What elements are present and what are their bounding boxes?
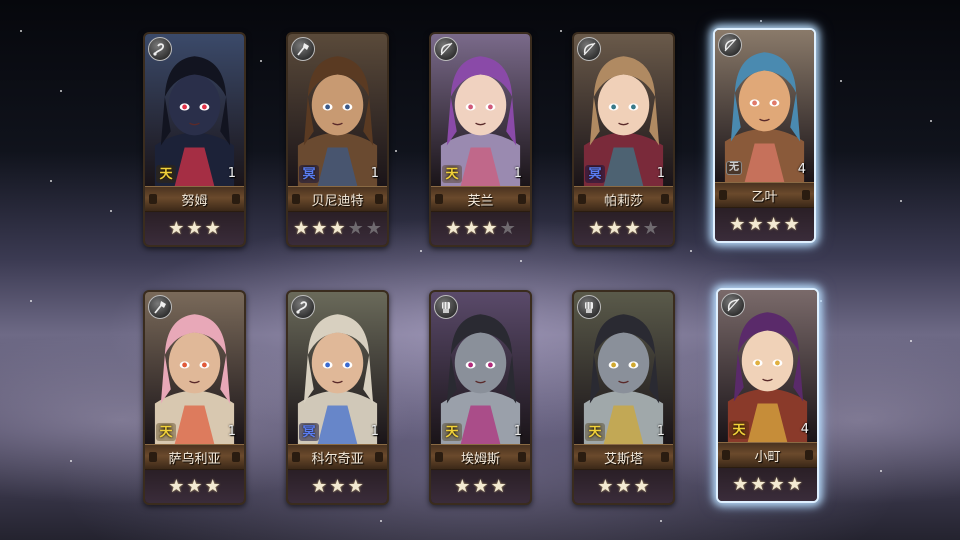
bow-icon: [434, 37, 458, 61]
character-level: 1: [513, 424, 522, 439]
character-card[interactable]: 天 1 努姆 ★ ★ ★: [143, 32, 246, 247]
star-filled-icon: ★: [490, 475, 507, 497]
star-filled-icon: ★: [445, 217, 462, 239]
character-level: 1: [227, 424, 236, 439]
rarity-stars: ★ ★ ★: [288, 470, 387, 503]
character-name: 贝尼迪特: [288, 186, 387, 212]
star-filled-icon: ★: [783, 213, 800, 235]
character-card[interactable]: 天 1 芙兰 ★ ★ ★ ★: [429, 32, 532, 247]
rarity-stars: ★ ★ ★: [145, 470, 244, 503]
star-filled-icon: ★: [472, 475, 489, 497]
star-empty-icon: ★: [365, 217, 382, 239]
character-name: 埃姆斯: [431, 444, 530, 470]
axe-icon: [291, 37, 315, 61]
star-filled-icon: ★: [311, 217, 328, 239]
star-filled-icon: ★: [329, 217, 346, 239]
star-filled-icon: ★: [481, 217, 498, 239]
star-filled-icon: ★: [615, 475, 632, 497]
rarity-stars: ★ ★ ★: [145, 212, 244, 245]
star-filled-icon: ★: [204, 475, 221, 497]
star-filled-icon: ★: [786, 473, 803, 495]
element-badge: 冥: [299, 423, 319, 441]
star-empty-icon: ★: [642, 217, 659, 239]
star-filled-icon: ★: [168, 217, 185, 239]
character-level: 4: [797, 162, 806, 177]
rarity-stars: ★ ★ ★ ★: [718, 468, 817, 501]
character-name: 科尔奇亚: [288, 444, 387, 470]
star-empty-icon: ★: [499, 217, 516, 239]
character-name: 艾斯塔: [574, 444, 673, 470]
star-filled-icon: ★: [768, 473, 785, 495]
whip-icon: [291, 295, 315, 319]
star-filled-icon: ★: [750, 473, 767, 495]
star-filled-icon: ★: [747, 213, 764, 235]
gauntlet-icon: [577, 295, 601, 319]
character-card[interactable]: 天 4 小町 ★ ★ ★ ★: [716, 288, 819, 503]
character-name: 帕莉莎: [574, 186, 673, 212]
rarity-stars: ★ ★ ★ ★: [574, 212, 673, 245]
star-filled-icon: ★: [624, 217, 641, 239]
whip-icon: [148, 37, 172, 61]
star-filled-icon: ★: [588, 217, 605, 239]
star-filled-icon: ★: [329, 475, 346, 497]
character-card[interactable]: 天 1 埃姆斯 ★ ★ ★: [429, 290, 532, 505]
character-name: 萨乌利亚: [145, 444, 244, 470]
bow-icon: [721, 293, 745, 317]
character-level: 1: [370, 424, 379, 439]
character-card[interactable]: 无 4 乙叶 ★ ★ ★ ★: [713, 28, 816, 243]
star-filled-icon: ★: [732, 473, 749, 495]
rarity-stars: ★ ★ ★ ★ ★: [288, 212, 387, 245]
character-card[interactable]: 天 1 艾斯塔 ★ ★ ★: [572, 290, 675, 505]
character-level: 4: [800, 422, 809, 437]
star-filled-icon: ★: [186, 475, 203, 497]
star-filled-icon: ★: [463, 217, 480, 239]
element-badge: 天: [156, 423, 176, 441]
character-card[interactable]: 冥 1 贝尼迪特 ★ ★ ★ ★ ★: [286, 32, 389, 247]
character-name: 小町: [718, 442, 817, 468]
star-filled-icon: ★: [454, 475, 471, 497]
rarity-stars: ★ ★ ★: [431, 470, 530, 503]
element-badge: 天: [156, 165, 176, 183]
star-filled-icon: ★: [186, 217, 203, 239]
star-filled-icon: ★: [597, 475, 614, 497]
star-empty-icon: ★: [347, 217, 364, 239]
bow-icon: [577, 37, 601, 61]
star-filled-icon: ★: [606, 217, 623, 239]
rarity-stars: ★ ★ ★ ★: [715, 208, 814, 241]
element-badge: 天: [442, 423, 462, 441]
star-filled-icon: ★: [168, 475, 185, 497]
star-filled-icon: ★: [293, 217, 310, 239]
element-badge: 天: [585, 423, 605, 441]
character-card[interactable]: 冥 1 帕莉莎 ★ ★ ★ ★: [572, 32, 675, 247]
bow-icon: [718, 33, 742, 57]
element-badge: 天: [442, 165, 462, 183]
star-filled-icon: ★: [347, 475, 364, 497]
gauntlet-icon: [434, 295, 458, 319]
axe-icon: [148, 295, 172, 319]
star-filled-icon: ★: [204, 217, 221, 239]
element-badge: 无: [726, 161, 742, 175]
character-level: 1: [370, 166, 379, 181]
element-badge: 冥: [299, 165, 319, 183]
star-filled-icon: ★: [311, 475, 328, 497]
star-filled-icon: ★: [729, 213, 746, 235]
rarity-stars: ★ ★ ★: [574, 470, 673, 503]
element-badge: 冥: [585, 165, 605, 183]
character-name: 芙兰: [431, 186, 530, 212]
rarity-stars: ★ ★ ★ ★: [431, 212, 530, 245]
character-name: 乙叶: [715, 182, 814, 208]
star-filled-icon: ★: [633, 475, 650, 497]
character-card[interactable]: 冥 1 科尔奇亚 ★ ★ ★: [286, 290, 389, 505]
character-level: 1: [656, 166, 665, 181]
character-level: 1: [656, 424, 665, 439]
element-badge: 天: [729, 421, 749, 439]
character-level: 1: [513, 166, 522, 181]
character-level: 1: [227, 166, 236, 181]
character-card[interactable]: 天 1 萨乌利亚 ★ ★ ★: [143, 290, 246, 505]
character-name: 努姆: [145, 186, 244, 212]
star-filled-icon: ★: [765, 213, 782, 235]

——————————

Written task: Copy out the lines of the material from the line with "bow-icon: [434, 37, 458, 61]" up to and including the line with "character-level: 1: [227, 424, 236, 439]", keeping each one unchanged.

Written solution:
bow-icon: [434, 37, 458, 61]
character-level: 1: [513, 424, 522, 439]
character-card[interactable]: 天 1 努姆 ★ ★ ★: [143, 32, 246, 247]
star-filled-icon: ★: [490, 475, 507, 497]
star-filled-icon: ★: [445, 217, 462, 239]
character-level: 1: [227, 424, 236, 439]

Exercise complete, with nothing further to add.